## Begin DATA SUPPLIED

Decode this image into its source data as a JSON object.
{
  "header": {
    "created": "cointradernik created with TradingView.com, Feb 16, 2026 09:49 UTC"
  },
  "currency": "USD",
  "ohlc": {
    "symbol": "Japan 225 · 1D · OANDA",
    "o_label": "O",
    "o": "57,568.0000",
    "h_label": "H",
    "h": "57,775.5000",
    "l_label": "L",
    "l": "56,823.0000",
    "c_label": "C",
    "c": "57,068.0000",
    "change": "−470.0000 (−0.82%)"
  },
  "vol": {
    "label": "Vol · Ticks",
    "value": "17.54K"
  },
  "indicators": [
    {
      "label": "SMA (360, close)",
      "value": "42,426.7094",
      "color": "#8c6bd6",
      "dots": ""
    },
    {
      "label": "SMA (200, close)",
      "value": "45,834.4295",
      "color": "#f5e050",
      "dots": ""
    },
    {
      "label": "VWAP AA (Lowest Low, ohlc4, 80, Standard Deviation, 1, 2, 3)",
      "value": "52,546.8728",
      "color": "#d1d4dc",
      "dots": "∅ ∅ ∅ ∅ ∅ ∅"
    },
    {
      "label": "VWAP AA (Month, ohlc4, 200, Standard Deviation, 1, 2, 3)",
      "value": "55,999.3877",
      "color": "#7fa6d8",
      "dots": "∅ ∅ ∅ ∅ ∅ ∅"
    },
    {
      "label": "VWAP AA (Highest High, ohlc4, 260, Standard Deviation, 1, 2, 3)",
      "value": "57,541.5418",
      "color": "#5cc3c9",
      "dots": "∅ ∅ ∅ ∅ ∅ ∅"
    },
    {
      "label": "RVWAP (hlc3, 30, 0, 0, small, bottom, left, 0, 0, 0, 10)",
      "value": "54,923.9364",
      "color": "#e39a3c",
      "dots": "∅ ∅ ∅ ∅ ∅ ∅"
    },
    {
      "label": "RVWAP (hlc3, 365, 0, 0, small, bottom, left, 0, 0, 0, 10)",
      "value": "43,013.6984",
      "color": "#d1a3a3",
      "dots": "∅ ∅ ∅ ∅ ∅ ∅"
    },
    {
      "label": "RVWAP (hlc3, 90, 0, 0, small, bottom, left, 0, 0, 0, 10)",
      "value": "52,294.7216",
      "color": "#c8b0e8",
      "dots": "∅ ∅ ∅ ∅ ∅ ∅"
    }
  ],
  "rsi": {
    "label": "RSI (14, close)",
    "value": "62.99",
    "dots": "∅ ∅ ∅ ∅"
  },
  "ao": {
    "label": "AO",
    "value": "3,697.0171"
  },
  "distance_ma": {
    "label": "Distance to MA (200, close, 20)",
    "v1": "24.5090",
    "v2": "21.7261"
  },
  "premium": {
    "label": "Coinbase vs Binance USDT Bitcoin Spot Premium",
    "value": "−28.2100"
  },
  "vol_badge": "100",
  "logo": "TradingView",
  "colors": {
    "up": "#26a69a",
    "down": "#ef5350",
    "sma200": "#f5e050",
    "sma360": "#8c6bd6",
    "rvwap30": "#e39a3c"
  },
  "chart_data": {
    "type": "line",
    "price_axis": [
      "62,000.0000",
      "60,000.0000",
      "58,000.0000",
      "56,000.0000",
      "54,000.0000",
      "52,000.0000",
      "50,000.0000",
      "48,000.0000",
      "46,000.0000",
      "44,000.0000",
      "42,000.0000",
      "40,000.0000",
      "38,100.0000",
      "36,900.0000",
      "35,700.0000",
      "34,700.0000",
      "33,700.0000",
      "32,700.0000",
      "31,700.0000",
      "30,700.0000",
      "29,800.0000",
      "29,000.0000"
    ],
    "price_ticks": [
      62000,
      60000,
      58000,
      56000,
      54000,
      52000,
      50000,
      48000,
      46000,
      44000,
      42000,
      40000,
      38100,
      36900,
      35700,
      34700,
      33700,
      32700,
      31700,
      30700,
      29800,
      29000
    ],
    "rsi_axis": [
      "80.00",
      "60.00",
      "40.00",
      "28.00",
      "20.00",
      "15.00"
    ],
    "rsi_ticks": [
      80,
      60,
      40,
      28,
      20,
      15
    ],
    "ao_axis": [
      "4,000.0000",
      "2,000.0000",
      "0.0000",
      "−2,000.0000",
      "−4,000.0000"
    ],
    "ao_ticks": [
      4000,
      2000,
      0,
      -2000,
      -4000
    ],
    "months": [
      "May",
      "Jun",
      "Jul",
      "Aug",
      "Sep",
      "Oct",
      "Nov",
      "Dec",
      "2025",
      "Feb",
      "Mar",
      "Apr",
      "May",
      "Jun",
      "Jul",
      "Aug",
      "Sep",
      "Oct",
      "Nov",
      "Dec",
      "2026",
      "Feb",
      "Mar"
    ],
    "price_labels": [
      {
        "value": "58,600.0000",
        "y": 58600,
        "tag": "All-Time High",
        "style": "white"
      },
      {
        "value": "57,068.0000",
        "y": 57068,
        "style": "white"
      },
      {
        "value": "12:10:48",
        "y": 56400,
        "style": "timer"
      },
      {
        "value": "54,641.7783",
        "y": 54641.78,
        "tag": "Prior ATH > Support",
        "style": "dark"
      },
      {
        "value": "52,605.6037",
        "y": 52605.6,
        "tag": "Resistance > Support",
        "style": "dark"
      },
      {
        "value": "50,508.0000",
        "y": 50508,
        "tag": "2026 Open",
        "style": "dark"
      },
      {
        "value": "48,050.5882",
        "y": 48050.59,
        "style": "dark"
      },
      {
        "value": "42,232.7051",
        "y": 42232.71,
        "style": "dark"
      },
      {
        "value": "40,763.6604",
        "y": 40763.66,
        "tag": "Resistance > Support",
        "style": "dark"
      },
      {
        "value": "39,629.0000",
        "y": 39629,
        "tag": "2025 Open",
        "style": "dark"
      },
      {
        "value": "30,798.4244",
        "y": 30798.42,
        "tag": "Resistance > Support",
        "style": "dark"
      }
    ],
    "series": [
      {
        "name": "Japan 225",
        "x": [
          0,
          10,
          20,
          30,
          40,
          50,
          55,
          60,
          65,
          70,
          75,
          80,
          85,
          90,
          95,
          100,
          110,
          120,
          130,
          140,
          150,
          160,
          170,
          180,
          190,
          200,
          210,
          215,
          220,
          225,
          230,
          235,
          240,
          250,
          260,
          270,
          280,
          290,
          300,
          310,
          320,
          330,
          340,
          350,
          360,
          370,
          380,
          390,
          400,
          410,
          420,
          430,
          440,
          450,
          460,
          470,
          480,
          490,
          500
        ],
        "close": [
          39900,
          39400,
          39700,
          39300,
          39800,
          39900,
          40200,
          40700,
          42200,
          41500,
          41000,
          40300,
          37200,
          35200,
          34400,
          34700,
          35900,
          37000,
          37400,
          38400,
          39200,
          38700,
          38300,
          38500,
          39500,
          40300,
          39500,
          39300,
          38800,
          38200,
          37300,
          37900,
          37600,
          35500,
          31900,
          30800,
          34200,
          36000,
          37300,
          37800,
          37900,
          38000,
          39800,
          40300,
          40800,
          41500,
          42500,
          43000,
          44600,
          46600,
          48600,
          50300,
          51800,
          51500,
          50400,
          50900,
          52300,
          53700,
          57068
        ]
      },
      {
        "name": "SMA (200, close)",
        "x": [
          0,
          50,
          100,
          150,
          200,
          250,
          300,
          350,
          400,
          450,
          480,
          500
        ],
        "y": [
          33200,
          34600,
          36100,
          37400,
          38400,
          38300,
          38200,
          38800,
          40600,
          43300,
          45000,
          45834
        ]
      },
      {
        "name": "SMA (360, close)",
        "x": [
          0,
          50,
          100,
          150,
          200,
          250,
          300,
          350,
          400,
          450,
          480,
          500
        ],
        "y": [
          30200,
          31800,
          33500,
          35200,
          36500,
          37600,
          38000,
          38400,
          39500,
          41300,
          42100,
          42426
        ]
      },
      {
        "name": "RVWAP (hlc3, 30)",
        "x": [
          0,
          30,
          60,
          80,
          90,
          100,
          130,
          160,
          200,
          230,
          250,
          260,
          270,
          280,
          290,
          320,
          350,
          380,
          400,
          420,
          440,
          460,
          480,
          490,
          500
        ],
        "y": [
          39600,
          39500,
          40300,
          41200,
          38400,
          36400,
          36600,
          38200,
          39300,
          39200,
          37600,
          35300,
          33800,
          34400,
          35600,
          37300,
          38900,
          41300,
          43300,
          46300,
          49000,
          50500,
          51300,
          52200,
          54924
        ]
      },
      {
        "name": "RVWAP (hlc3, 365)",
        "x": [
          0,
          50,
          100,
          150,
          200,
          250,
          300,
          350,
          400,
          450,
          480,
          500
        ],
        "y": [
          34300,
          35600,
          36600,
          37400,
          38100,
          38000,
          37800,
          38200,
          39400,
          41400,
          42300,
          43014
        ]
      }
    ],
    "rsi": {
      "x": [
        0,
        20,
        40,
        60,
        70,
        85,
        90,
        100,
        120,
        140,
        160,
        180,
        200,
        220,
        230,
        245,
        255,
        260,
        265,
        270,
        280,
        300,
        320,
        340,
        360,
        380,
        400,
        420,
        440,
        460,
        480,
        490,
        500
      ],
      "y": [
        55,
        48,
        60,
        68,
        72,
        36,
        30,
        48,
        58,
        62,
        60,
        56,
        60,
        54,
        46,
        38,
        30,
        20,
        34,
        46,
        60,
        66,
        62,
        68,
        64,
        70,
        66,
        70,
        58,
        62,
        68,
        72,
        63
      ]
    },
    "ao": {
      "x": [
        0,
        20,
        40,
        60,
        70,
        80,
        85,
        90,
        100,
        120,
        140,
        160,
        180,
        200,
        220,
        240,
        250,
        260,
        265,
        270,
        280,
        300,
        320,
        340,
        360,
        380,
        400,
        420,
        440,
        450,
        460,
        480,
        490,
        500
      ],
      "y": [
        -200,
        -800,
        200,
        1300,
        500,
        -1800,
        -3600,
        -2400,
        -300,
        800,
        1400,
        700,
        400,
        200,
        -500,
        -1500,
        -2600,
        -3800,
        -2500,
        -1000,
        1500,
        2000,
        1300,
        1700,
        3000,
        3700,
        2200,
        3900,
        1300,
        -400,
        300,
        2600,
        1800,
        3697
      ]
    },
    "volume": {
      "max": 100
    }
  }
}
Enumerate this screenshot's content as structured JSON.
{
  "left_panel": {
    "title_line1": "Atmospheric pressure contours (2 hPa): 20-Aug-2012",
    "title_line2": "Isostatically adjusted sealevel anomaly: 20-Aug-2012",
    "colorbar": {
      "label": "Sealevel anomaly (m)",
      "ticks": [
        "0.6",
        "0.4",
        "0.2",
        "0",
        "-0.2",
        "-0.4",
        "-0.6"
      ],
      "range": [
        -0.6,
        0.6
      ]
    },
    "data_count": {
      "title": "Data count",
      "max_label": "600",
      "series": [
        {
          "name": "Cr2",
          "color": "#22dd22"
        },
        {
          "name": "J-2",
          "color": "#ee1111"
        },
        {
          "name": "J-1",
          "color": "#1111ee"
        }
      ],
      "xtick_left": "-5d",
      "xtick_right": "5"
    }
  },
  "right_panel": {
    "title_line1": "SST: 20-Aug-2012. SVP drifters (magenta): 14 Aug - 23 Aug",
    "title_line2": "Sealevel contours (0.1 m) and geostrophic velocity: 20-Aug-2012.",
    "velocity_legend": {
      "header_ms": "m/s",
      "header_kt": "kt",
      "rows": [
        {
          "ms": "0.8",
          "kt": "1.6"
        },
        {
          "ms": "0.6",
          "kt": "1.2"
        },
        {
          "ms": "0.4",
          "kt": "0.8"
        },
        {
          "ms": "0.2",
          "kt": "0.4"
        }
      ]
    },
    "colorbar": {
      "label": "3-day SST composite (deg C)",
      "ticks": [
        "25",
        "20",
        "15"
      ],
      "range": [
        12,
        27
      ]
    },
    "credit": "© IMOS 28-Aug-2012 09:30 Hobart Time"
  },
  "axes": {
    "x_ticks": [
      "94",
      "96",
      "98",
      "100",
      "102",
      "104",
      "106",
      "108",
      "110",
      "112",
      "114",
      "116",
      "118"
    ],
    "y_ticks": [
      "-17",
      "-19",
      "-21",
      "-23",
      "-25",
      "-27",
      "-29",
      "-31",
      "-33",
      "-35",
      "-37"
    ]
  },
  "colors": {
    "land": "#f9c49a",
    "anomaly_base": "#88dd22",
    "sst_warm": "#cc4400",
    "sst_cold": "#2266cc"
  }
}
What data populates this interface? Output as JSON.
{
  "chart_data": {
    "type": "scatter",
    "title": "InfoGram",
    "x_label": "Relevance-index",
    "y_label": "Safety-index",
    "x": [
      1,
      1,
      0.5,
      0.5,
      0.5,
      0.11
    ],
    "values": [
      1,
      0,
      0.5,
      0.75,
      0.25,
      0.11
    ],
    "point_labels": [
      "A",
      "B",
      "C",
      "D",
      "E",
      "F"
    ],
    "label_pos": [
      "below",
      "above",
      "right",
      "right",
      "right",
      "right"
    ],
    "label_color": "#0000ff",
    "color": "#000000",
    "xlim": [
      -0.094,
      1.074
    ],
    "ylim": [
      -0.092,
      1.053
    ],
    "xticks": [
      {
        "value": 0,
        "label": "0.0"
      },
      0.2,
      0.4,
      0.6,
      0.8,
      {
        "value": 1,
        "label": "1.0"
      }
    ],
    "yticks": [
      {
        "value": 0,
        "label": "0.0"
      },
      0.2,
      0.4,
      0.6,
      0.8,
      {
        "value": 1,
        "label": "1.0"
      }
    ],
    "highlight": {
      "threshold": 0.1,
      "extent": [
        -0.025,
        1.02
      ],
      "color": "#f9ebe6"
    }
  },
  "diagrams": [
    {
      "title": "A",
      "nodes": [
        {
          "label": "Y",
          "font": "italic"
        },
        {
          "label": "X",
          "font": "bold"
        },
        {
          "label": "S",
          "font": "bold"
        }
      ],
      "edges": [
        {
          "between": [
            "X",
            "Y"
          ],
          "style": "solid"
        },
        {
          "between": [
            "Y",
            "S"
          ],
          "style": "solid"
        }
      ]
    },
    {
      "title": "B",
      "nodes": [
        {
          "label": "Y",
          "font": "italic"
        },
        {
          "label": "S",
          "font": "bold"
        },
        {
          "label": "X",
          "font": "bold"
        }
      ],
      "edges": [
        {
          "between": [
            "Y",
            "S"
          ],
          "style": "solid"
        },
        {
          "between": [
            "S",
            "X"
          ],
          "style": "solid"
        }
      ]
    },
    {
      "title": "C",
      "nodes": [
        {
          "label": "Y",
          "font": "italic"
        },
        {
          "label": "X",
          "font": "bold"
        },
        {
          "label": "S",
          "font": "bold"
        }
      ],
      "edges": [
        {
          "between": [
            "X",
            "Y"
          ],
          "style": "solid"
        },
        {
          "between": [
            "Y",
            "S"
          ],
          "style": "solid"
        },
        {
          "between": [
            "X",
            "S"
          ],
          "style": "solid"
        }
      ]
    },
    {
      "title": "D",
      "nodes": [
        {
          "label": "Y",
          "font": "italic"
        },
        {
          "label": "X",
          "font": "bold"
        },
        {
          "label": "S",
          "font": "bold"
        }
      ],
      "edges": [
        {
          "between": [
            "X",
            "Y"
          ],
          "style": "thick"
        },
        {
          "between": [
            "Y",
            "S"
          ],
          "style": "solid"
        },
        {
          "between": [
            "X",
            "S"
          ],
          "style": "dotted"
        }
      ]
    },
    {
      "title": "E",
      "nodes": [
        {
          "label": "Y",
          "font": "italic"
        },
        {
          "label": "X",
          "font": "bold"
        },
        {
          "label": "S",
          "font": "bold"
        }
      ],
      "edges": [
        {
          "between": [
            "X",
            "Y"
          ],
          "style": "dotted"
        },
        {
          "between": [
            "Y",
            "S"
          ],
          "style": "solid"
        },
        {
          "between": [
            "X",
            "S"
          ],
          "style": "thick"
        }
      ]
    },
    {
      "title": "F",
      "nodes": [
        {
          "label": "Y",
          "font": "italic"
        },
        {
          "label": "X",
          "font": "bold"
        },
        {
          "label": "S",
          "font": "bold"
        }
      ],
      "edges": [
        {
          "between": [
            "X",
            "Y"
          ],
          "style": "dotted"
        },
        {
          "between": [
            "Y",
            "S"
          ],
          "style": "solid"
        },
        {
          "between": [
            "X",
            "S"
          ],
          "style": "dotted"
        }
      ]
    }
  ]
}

## End DATA SUPPLIED

*DIRECTION*: Each line that contains the string "TradingView" counts once; report how many such lines the entries have, giving only the number.

*ANSWER TO THIS TASK*: 2